*WRITTEN INSTRUCTION:*
Pull out from the material below all lines with "ошибочных".

***** MATERIAL TO PROCESS *****

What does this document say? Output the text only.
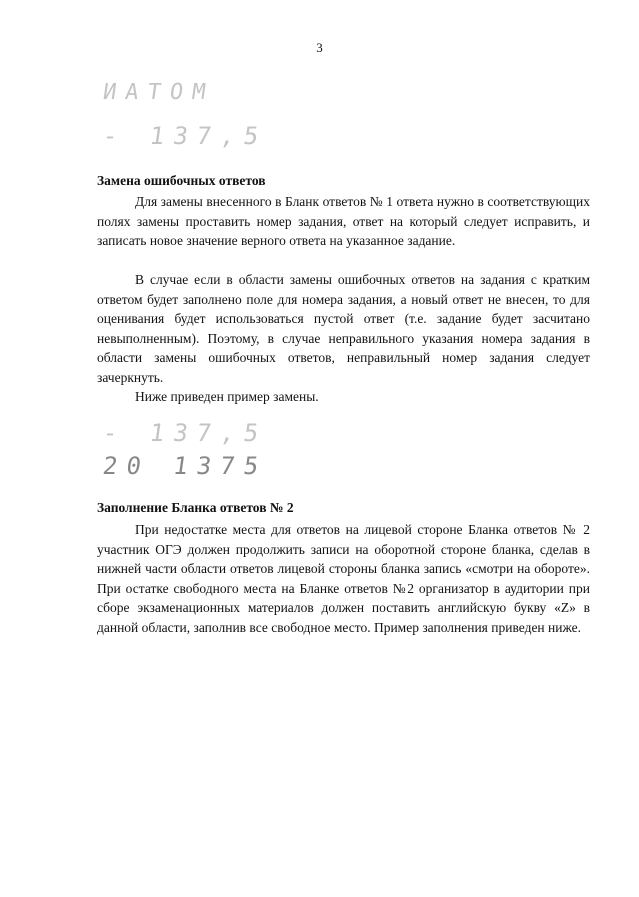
3
ИАТОМ
- 137,5
Замена ошибочных ответов
Для замены внесенного в Бланк ответов № 1 ответа нужно в соответствующих полях замены проставить номер задания, ответ на который следует исправить, и записать новое значение верного ответа на указанное задание.
В случае если в области замены ошибочных ответов на задания с кратким ответом будет заполнено поле для номера задания, а новый ответ не внесен, то для оценивания будет использоваться пустой ответ (т.е. задание будет засчитано невыполненным). Поэтому, в случае неправильного указания номера задания в области замены ошибочных ответов, неправильный номер задания следует зачеркнуть.
Ниже приведен пример замены.
- 137,5
20 1375
Заполнение Бланка ответов № 2
При недостатке места для ответов на лицевой стороне Бланка ответов № 2 участник ОГЭ должен продолжить записи на оборотной стороне бланка, сделав в нижней части области ответов лицевой стороны бланка запись «смотри на обороте». При остатке свободного места на Бланке ответов №2 организатор в аудитории при сборе экзаменационных материалов должен поставить английскую букву «Z» в данной области, заполнив все свободное место. Пример заполнения приведен ниже.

*****

*RESPONSE TO THIS TASK:*
Замена ошибочных ответов
В случае если в области замены ошибочных ответов на задания с кратким ответом будет заполнено поле для номера задания, а новый ответ не внесен, то для оценивания будет использоваться пустой ответ (т.е. задание будет засчитано невыполненным). Поэтому, в случае неправильного указания номера задания в области замены ошибочных ответов, неправильный номер задания следует зачеркнуть.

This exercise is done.